OBJECTIVE:
Reproduce the full listing below unchanged, apart from the pictures.
==================================================
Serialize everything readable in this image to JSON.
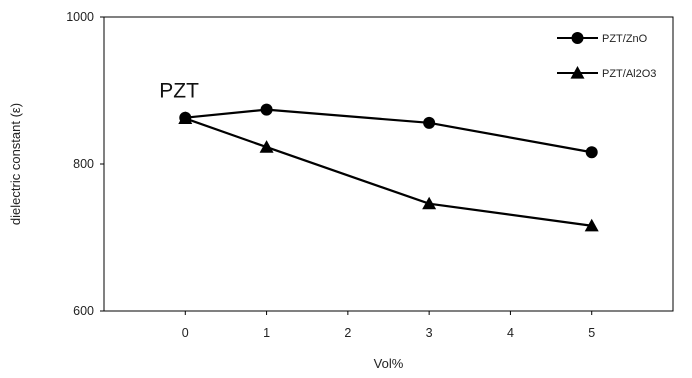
{
  "chart_data": {
    "type": "line",
    "x": [
      0,
      1,
      3,
      5
    ],
    "xticks": [
      "0",
      "1",
      "2",
      "3",
      "4",
      "5"
    ],
    "xlim": [
      -1,
      6
    ],
    "yticks": [
      "600",
      "800",
      "1000"
    ],
    "ylim": [
      600,
      1000
    ],
    "xlabel": "Vol%",
    "ylabel": "dielectric constant (ε)",
    "legend_position": "top-right",
    "grid": false,
    "series": [
      {
        "name": "PZT/ZnO",
        "marker": "circle",
        "color": "#000000",
        "values": [
          863,
          874,
          856,
          816
        ]
      },
      {
        "name": "PZT/Al2O3",
        "marker": "triangle",
        "color": "#000000",
        "values": [
          862,
          823,
          746,
          716
        ]
      }
    ],
    "annotations": [
      {
        "text": "PZT",
        "x": 0,
        "y": 863
      }
    ]
  }
}
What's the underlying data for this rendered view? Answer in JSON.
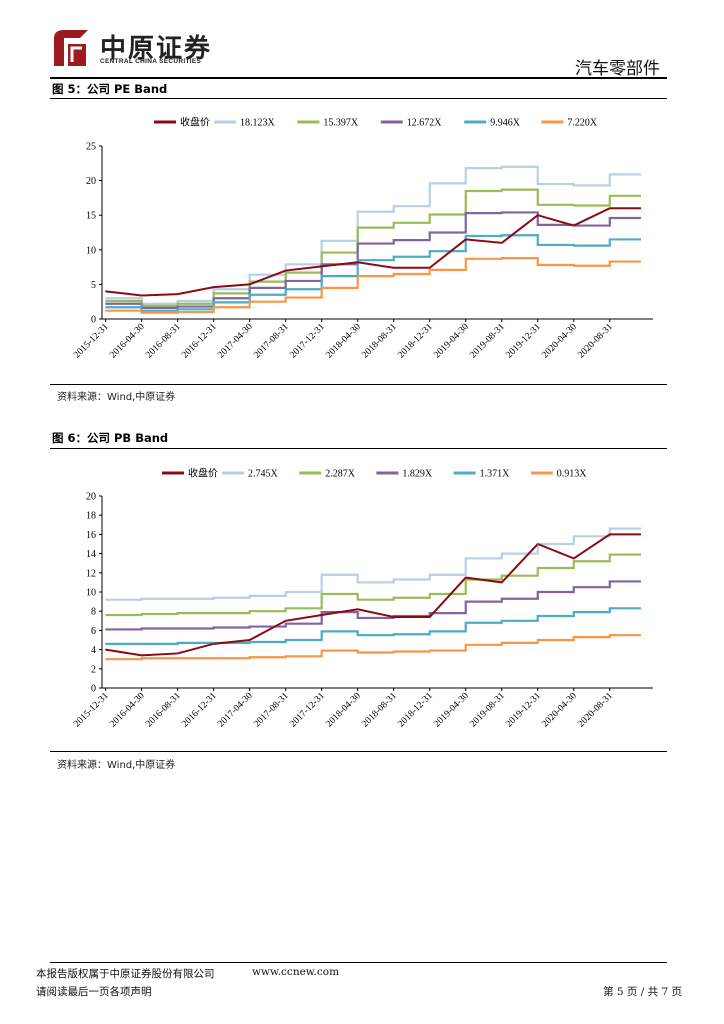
{
  "header": {
    "company_cn": "中原证券",
    "company_en": "CENTRAL CHINA SECURITIES",
    "sector": "汽车零部件",
    "brand_color": "#9b1b1f"
  },
  "figures": [
    {
      "title": "图 5：公司 PE Band",
      "source": "资料来源：Wind,中原证券"
    },
    {
      "title": "图 6：公司 PB Band",
      "source": "资料来源：Wind,中原证券"
    }
  ],
  "footer": {
    "copyright": "本报告版权属于中原证券股份有限公司",
    "website": "www.ccnew.com",
    "disclaimer": "请阅读最后一页各项声明",
    "page": "第 5 页 / 共 7 页"
  },
  "chart_data": [
    {
      "type": "line",
      "title": "公司 PE Band",
      "x": [
        "2015-12-31",
        "2016-04-30",
        "2016-08-31",
        "2016-12-31",
        "2017-04-30",
        "2017-08-31",
        "2017-12-31",
        "2018-04-30",
        "2018-08-31",
        "2018-12-31",
        "2019-04-30",
        "2019-08-31",
        "2019-12-31",
        "2020-04-30",
        "2020-08-31"
      ],
      "ylim": [
        0,
        25
      ],
      "yticks": [
        0,
        5,
        10,
        15,
        20,
        25
      ],
      "legend": "top",
      "series": [
        {
          "name": "收盘价",
          "color": "#8b0a12",
          "values": [
            4.0,
            3.4,
            3.6,
            4.6,
            5.0,
            7.0,
            7.6,
            8.2,
            7.4,
            7.4,
            11.5,
            11.0,
            15.0,
            13.5,
            16.0
          ]
        },
        {
          "name": "18.123X",
          "color": "#b8cfe6",
          "values": [
            3.0,
            2.2,
            2.6,
            4.3,
            6.4,
            7.9,
            11.3,
            15.5,
            16.3,
            19.6,
            21.8,
            22.0,
            19.5,
            19.3,
            20.9
          ]
        },
        {
          "name": "15.397X",
          "color": "#9bbb59",
          "values": [
            2.6,
            1.9,
            2.2,
            3.7,
            5.4,
            6.7,
            9.6,
            13.2,
            13.9,
            15.1,
            18.5,
            18.7,
            16.5,
            16.4,
            17.8
          ]
        },
        {
          "name": "12.672X",
          "color": "#8064a2",
          "values": [
            2.2,
            1.6,
            1.8,
            3.0,
            4.5,
            5.5,
            7.9,
            10.9,
            11.4,
            12.5,
            15.3,
            15.4,
            13.6,
            13.5,
            14.6
          ]
        },
        {
          "name": "9.946X",
          "color": "#4bacc6",
          "values": [
            1.7,
            1.2,
            1.4,
            2.4,
            3.5,
            4.3,
            6.2,
            8.5,
            9.0,
            9.8,
            12.0,
            12.1,
            10.7,
            10.6,
            11.5
          ]
        },
        {
          "name": "7.220X",
          "color": "#f79646",
          "values": [
            1.2,
            0.9,
            1.0,
            1.7,
            2.5,
            3.1,
            4.5,
            6.2,
            6.5,
            7.1,
            8.7,
            8.8,
            7.8,
            7.7,
            8.3
          ]
        }
      ]
    },
    {
      "type": "line",
      "title": "公司 PB Band",
      "x": [
        "2015-12-31",
        "2016-04-30",
        "2016-08-31",
        "2016-12-31",
        "2017-04-30",
        "2017-08-31",
        "2017-12-31",
        "2018-04-30",
        "2018-08-31",
        "2018-12-31",
        "2019-04-30",
        "2019-08-31",
        "2019-12-31",
        "2020-04-30",
        "2020-08-31"
      ],
      "ylim": [
        0,
        20
      ],
      "yticks": [
        0,
        2,
        4,
        6,
        8,
        10,
        12,
        14,
        16,
        18,
        20
      ],
      "legend": "top",
      "series": [
        {
          "name": "收盘价",
          "color": "#8b0a12",
          "values": [
            4.0,
            3.4,
            3.6,
            4.6,
            5.0,
            7.0,
            7.6,
            8.2,
            7.4,
            7.4,
            11.5,
            11.0,
            15.0,
            13.5,
            16.0
          ]
        },
        {
          "name": "2.745X",
          "color": "#b8cfe6",
          "values": [
            9.2,
            9.3,
            9.3,
            9.4,
            9.6,
            10.0,
            11.8,
            11.0,
            11.3,
            11.8,
            13.5,
            14.0,
            15.0,
            15.8,
            16.6
          ]
        },
        {
          "name": "2.287X",
          "color": "#9bbb59",
          "values": [
            7.6,
            7.7,
            7.8,
            7.8,
            8.0,
            8.3,
            9.8,
            9.2,
            9.4,
            9.8,
            11.3,
            11.7,
            12.5,
            13.2,
            13.9
          ]
        },
        {
          "name": "1.829X",
          "color": "#8064a2",
          "values": [
            6.1,
            6.2,
            6.2,
            6.3,
            6.4,
            6.7,
            7.9,
            7.3,
            7.5,
            7.8,
            9.0,
            9.3,
            10.0,
            10.5,
            11.1
          ]
        },
        {
          "name": "1.371X",
          "color": "#4bacc6",
          "values": [
            4.6,
            4.6,
            4.7,
            4.7,
            4.8,
            5.0,
            5.9,
            5.5,
            5.6,
            5.9,
            6.8,
            7.0,
            7.5,
            7.9,
            8.3
          ]
        },
        {
          "name": "0.913X",
          "color": "#f79646",
          "values": [
            3.0,
            3.1,
            3.1,
            3.1,
            3.2,
            3.3,
            3.9,
            3.7,
            3.8,
            3.9,
            4.5,
            4.7,
            5.0,
            5.3,
            5.5
          ]
        }
      ]
    }
  ]
}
==================================================
THE SOLUTION:
Serialize everything readable in this image to JSON.
{
  "chart_data": {
    "type": "line",
    "x": [
      0,
      1,
      3,
      5
    ],
    "xticks": [
      "0",
      "1",
      "2",
      "3",
      "4",
      "5"
    ],
    "xlim": [
      -1,
      6
    ],
    "yticks": [
      "600",
      "800",
      "1000"
    ],
    "ylim": [
      600,
      1000
    ],
    "xlabel": "Vol%",
    "ylabel": "dielectric constant (ε)",
    "legend_position": "top-right",
    "grid": false,
    "series": [
      {
        "name": "PZT/ZnO",
        "marker": "circle",
        "color": "#000000",
        "values": [
          863,
          874,
          856,
          816
        ]
      },
      {
        "name": "PZT/Al2O3",
        "marker": "triangle",
        "color": "#000000",
        "values": [
          862,
          823,
          746,
          716
        ]
      }
    ],
    "annotations": [
      {
        "text": "PZT",
        "x": 0,
        "y": 863
      }
    ]
  }
}
What's the underlying data for this rendered view? Answer in JSON.
{
  "header": {
    "company_cn": "中原证券",
    "company_en": "CENTRAL CHINA SECURITIES",
    "sector": "汽车零部件",
    "brand_color": "#9b1b1f"
  },
  "figures": [
    {
      "title": "图 5：公司 PE Band",
      "source": "资料来源：Wind,中原证券"
    },
    {
      "title": "图 6：公司 PB Band",
      "source": "资料来源：Wind,中原证券"
    }
  ],
  "footer": {
    "copyright": "本报告版权属于中原证券股份有限公司",
    "website": "www.ccnew.com",
    "disclaimer": "请阅读最后一页各项声明",
    "page": "第 5 页 / 共 7 页"
  },
  "chart_data": [
    {
      "type": "line",
      "title": "公司 PE Band",
      "x": [
        "2015-12-31",
        "2016-04-30",
        "2016-08-31",
        "2016-12-31",
        "2017-04-30",
        "2017-08-31",
        "2017-12-31",
        "2018-04-30",
        "2018-08-31",
        "2018-12-31",
        "2019-04-30",
        "2019-08-31",
        "2019-12-31",
        "2020-04-30",
        "2020-08-31"
      ],
      "ylim": [
        0,
        25
      ],
      "yticks": [
        0,
        5,
        10,
        15,
        20,
        25
      ],
      "legend": "top",
      "series": [
        {
          "name": "收盘价",
          "color": "#8b0a12",
          "values": [
            4.0,
            3.4,
            3.6,
            4.6,
            5.0,
            7.0,
            7.6,
            8.2,
            7.4,
            7.4,
            11.5,
            11.0,
            15.0,
            13.5,
            16.0
          ]
        },
        {
          "name": "18.123X",
          "color": "#b8cfe6",
          "values": [
            3.0,
            2.2,
            2.6,
            4.3,
            6.4,
            7.9,
            11.3,
            15.5,
            16.3,
            19.6,
            21.8,
            22.0,
            19.5,
            19.3,
            20.9
          ]
        },
        {
          "name": "15.397X",
          "color": "#9bbb59",
          "values": [
            2.6,
            1.9,
            2.2,
            3.7,
            5.4,
            6.7,
            9.6,
            13.2,
            13.9,
            15.1,
            18.5,
            18.7,
            16.5,
            16.4,
            17.8
          ]
        },
        {
          "name": "12.672X",
          "color": "#8064a2",
          "values": [
            2.2,
            1.6,
            1.8,
            3.0,
            4.5,
            5.5,
            7.9,
            10.9,
            11.4,
            12.5,
            15.3,
            15.4,
            13.6,
            13.5,
            14.6
          ]
        },
        {
          "name": "9.946X",
          "color": "#4bacc6",
          "values": [
            1.7,
            1.2,
            1.4,
            2.4,
            3.5,
            4.3,
            6.2,
            8.5,
            9.0,
            9.8,
            12.0,
            12.1,
            10.7,
            10.6,
            11.5
          ]
        },
        {
          "name": "7.220X",
          "color": "#f79646",
          "values": [
            1.2,
            0.9,
            1.0,
            1.7,
            2.5,
            3.1,
            4.5,
            6.2,
            6.5,
            7.1,
            8.7,
            8.8,
            7.8,
            7.7,
            8.3
          ]
        }
      ]
    },
    {
      "type": "line",
      "title": "公司 PB Band",
      "x": [
        "2015-12-31",
        "2016-04-30",
        "2016-08-31",
        "2016-12-31",
        "2017-04-30",
        "2017-08-31",
        "2017-12-31",
        "2018-04-30",
        "2018-08-31",
        "2018-12-31",
        "2019-04-30",
        "2019-08-31",
        "2019-12-31",
        "2020-04-30",
        "2020-08-31"
      ],
      "ylim": [
        0,
        20
      ],
      "yticks": [
        0,
        2,
        4,
        6,
        8,
        10,
        12,
        14,
        16,
        18,
        20
      ],
      "legend": "top",
      "series": [
        {
          "name": "收盘价",
          "color": "#8b0a12",
          "values": [
            4.0,
            3.4,
            3.6,
            4.6,
            5.0,
            7.0,
            7.6,
            8.2,
            7.4,
            7.4,
            11.5,
            11.0,
            15.0,
            13.5,
            16.0
          ]
        },
        {
          "name": "2.745X",
          "color": "#b8cfe6",
          "values": [
            9.2,
            9.3,
            9.3,
            9.4,
            9.6,
            10.0,
            11.8,
            11.0,
            11.3,
            11.8,
            13.5,
            14.0,
            15.0,
            15.8,
            16.6
          ]
        },
        {
          "name": "2.287X",
          "color": "#9bbb59",
          "values": [
            7.6,
            7.7,
            7.8,
            7.8,
            8.0,
            8.3,
            9.8,
            9.2,
            9.4,
            9.8,
            11.3,
            11.7,
            12.5,
            13.2,
            13.9
          ]
        },
        {
          "name": "1.829X",
          "color": "#8064a2",
          "values": [
            6.1,
            6.2,
            6.2,
            6.3,
            6.4,
            6.7,
            7.9,
            7.3,
            7.5,
            7.8,
            9.0,
            9.3,
            10.0,
            10.5,
            11.1
          ]
        },
        {
          "name": "1.371X",
          "color": "#4bacc6",
          "values": [
            4.6,
            4.6,
            4.7,
            4.7,
            4.8,
            5.0,
            5.9,
            5.5,
            5.6,
            5.9,
            6.8,
            7.0,
            7.5,
            7.9,
            8.3
          ]
        },
        {
          "name": "0.913X",
          "color": "#f79646",
          "values": [
            3.0,
            3.1,
            3.1,
            3.1,
            3.2,
            3.3,
            3.9,
            3.7,
            3.8,
            3.9,
            4.5,
            4.7,
            5.0,
            5.3,
            5.5
          ]
        }
      ]
    }
  ]
}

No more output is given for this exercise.